• _Instrução a_
Responda com base no texto sobre o perfil "Máquina Escritora":
(i) Em qual rede social está o perfil "Máquina Escritora"?
(ii) Que idade tem a "jovem senhora" que atende por "Máquina Escritora"?
(iii) Qual palavra é dada para o poeminha no diálogo?

• _Trecho do texto_
______

Que tal um afago de uma máquina de escrever?
Perfil no Instagram "Máquina Escritora" desperta sentimentos em seguidores que buscam por meio de poemas, levezas para o dia a dia
Evocar memórias e despertar delicadezas é deleite em meio ao caos (emocional) dos tempos atuais, tomados por delongas de tristezas e lamentos.
Mas nada que uma “jovem senhora de 60 anos” que atende por “Máquina Escritora” não amenize em prosa, verso e gestos virtuais - enlace que tem (re)conectado afetividades aos que tentam sobreviver do ‘lado de cá’ de um mundo por vezes real demais e, portanto, difícil de ser encarado sem doses de encantamento.
- Quer que eu te faça um poeminha? Me diz uma palavra.
- A palavra é amor (no sentido amplo).
- Espera um pouco? Tô procurando a resma de papel.

______

[Registros de uma coleção]
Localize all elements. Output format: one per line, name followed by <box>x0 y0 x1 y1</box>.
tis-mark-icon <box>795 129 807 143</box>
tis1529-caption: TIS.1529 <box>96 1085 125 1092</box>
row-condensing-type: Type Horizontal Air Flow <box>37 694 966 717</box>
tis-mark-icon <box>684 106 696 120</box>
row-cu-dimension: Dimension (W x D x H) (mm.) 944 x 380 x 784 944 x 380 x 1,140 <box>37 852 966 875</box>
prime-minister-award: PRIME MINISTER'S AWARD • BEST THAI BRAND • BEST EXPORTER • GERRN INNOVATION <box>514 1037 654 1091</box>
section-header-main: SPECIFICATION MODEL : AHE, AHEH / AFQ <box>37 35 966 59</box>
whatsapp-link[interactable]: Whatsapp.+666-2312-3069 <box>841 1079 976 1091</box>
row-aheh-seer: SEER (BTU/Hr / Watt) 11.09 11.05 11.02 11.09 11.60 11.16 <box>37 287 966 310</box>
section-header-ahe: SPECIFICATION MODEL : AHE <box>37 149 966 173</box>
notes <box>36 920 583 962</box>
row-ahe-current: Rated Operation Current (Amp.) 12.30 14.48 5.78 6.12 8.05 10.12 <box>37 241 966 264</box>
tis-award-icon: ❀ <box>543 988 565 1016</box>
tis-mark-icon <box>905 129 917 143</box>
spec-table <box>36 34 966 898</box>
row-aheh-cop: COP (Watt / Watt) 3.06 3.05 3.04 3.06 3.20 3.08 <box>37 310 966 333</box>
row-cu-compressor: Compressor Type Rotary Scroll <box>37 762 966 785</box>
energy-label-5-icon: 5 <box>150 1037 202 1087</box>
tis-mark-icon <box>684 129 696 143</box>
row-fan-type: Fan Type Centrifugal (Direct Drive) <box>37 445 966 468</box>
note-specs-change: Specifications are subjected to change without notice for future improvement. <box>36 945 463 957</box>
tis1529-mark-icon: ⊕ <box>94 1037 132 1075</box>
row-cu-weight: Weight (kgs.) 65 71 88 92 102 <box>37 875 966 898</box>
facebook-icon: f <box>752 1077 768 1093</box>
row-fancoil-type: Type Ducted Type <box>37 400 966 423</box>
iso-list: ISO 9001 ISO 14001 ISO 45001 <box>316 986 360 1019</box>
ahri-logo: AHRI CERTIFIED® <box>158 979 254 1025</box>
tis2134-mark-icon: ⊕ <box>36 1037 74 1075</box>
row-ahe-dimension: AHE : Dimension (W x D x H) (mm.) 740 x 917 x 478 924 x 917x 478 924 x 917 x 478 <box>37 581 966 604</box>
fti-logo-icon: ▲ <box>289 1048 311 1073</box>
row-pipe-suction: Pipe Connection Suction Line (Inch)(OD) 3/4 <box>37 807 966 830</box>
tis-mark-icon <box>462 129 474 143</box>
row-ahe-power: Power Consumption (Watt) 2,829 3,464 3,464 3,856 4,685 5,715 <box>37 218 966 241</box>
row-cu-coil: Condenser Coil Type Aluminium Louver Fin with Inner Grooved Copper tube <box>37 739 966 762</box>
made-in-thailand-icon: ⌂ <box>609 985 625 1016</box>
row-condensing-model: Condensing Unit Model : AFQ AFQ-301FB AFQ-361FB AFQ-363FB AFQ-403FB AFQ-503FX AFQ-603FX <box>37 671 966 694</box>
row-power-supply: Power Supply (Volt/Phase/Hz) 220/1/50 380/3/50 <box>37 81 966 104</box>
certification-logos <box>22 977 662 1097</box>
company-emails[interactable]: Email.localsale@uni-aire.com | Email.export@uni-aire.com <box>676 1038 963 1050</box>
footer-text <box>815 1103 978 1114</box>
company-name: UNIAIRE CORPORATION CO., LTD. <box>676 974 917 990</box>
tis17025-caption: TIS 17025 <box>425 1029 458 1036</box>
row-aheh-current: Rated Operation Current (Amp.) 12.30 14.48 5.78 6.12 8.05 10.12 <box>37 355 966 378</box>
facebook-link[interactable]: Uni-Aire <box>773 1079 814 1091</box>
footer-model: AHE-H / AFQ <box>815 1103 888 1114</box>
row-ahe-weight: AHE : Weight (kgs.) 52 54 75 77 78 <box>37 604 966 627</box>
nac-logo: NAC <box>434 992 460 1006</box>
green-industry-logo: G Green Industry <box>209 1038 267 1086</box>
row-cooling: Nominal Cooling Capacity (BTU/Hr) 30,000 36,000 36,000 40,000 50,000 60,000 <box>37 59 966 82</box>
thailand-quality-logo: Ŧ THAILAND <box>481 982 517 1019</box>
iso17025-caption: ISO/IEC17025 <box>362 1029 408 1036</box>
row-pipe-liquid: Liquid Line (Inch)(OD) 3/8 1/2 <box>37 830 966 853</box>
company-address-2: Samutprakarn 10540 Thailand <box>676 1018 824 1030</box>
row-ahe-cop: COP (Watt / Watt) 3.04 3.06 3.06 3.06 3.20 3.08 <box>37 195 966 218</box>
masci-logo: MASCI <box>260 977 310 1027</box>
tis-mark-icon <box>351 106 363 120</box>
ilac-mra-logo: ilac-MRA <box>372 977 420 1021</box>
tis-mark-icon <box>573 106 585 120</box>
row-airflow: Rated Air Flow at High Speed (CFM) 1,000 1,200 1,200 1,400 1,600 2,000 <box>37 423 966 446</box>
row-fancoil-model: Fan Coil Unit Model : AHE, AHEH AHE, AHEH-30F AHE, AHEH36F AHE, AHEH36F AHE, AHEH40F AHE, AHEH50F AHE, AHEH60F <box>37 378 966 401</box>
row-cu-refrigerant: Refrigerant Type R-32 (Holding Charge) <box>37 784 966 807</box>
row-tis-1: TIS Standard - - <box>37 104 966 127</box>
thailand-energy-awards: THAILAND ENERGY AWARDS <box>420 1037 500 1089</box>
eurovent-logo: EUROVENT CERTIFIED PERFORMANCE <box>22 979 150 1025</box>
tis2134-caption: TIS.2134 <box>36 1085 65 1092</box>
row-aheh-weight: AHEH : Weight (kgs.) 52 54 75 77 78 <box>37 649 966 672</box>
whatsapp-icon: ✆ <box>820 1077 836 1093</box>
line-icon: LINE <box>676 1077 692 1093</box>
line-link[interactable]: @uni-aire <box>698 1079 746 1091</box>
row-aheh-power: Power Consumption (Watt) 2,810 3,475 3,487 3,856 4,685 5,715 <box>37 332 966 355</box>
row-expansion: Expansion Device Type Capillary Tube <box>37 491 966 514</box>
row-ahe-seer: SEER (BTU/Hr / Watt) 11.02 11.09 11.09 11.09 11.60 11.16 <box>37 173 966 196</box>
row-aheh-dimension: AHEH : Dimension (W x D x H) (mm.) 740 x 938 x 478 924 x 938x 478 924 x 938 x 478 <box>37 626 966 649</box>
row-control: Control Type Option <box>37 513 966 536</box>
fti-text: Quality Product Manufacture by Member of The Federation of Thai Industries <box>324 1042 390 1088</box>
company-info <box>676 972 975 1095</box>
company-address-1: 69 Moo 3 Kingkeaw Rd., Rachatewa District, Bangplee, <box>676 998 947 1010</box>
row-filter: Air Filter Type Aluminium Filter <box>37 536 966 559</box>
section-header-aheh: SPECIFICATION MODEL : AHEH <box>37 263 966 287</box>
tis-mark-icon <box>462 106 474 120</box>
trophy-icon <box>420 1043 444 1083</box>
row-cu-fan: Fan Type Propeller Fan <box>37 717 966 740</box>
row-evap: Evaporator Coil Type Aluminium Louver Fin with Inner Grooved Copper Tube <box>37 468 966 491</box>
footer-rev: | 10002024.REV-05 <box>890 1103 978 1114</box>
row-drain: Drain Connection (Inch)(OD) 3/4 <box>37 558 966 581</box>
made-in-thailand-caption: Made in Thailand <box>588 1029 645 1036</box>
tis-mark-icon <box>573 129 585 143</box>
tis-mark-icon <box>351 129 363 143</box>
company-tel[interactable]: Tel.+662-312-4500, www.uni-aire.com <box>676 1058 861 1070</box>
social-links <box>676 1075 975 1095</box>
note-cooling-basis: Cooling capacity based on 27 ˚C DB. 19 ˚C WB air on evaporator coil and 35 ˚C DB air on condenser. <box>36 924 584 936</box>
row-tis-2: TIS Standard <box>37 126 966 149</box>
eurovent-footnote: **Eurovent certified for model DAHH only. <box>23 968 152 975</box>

______

• _Instrução b_
Nos registros, troque "Rotary" por "Reciprocating" começando na primeira linha e terminando na linha que contém "tis1529-mark-icon: ⊕ <box>94", com ambas incluídas. Reproduza somente essas linhas e deixe todo o resto como está.

• _Resposta esperada a_
(i) No Instagram.
(ii) 60 anos.
(iii) A palavra é amor, no sentido amplo.

• _Resposta esperada b_
Localize all elements. Output format: one per line, name followed by <box>x0 y0 x1 y1</box>.
tis-mark-icon <box>795 129 807 143</box>
tis1529-caption: TIS.1529 <box>96 1085 125 1092</box>
row-condensing-type: Type Horizontal Air Flow <box>37 694 966 717</box>
tis-mark-icon <box>684 106 696 120</box>
row-cu-dimension: Dimension (W x D x H) (mm.) 944 x 380 x 784 944 x 380 x 1,140 <box>37 852 966 875</box>
prime-minister-award: PRIME MINISTER'S AWARD • BEST THAI BRAND • BEST EXPORTER • GERRN INNOVATION <box>514 1037 654 1091</box>
section-header-main: SPECIFICATION MODEL : AHE, AHEH / AFQ <box>37 35 966 59</box>
whatsapp-link[interactable]: Whatsapp.+666-2312-3069 <box>841 1079 976 1091</box>
row-aheh-seer: SEER (BTU/Hr / Watt) 11.09 11.05 11.02 11.09 11.60 11.16 <box>37 287 966 310</box>
section-header-ahe: SPECIFICATION MODEL : AHE <box>37 149 966 173</box>
notes <box>36 920 583 962</box>
row-ahe-current: Rated Operation Current (Amp.) 12.30 14.48 5.78 6.12 8.05 10.12 <box>37 241 966 264</box>
tis-award-icon: ❀ <box>543 988 565 1016</box>
tis-mark-icon <box>905 129 917 143</box>
spec-table <box>36 34 966 898</box>
row-aheh-cop: COP (Watt / Watt) 3.06 3.05 3.04 3.06 3.20 3.08 <box>37 310 966 333</box>
row-cu-compressor: Compressor Type Reciprocating Scroll <box>37 762 966 785</box>
energy-label-5-icon: 5 <box>150 1037 202 1087</box>
tis-mark-icon <box>684 129 696 143</box>
row-fan-type: Fan Type Centrifugal (Direct Drive) <box>37 445 966 468</box>
note-specs-change: Specifications are subjected to change without notice for future improvement. <box>36 945 463 957</box>
tis1529-mark-icon: ⊕ <box>94 1037 132 1075</box>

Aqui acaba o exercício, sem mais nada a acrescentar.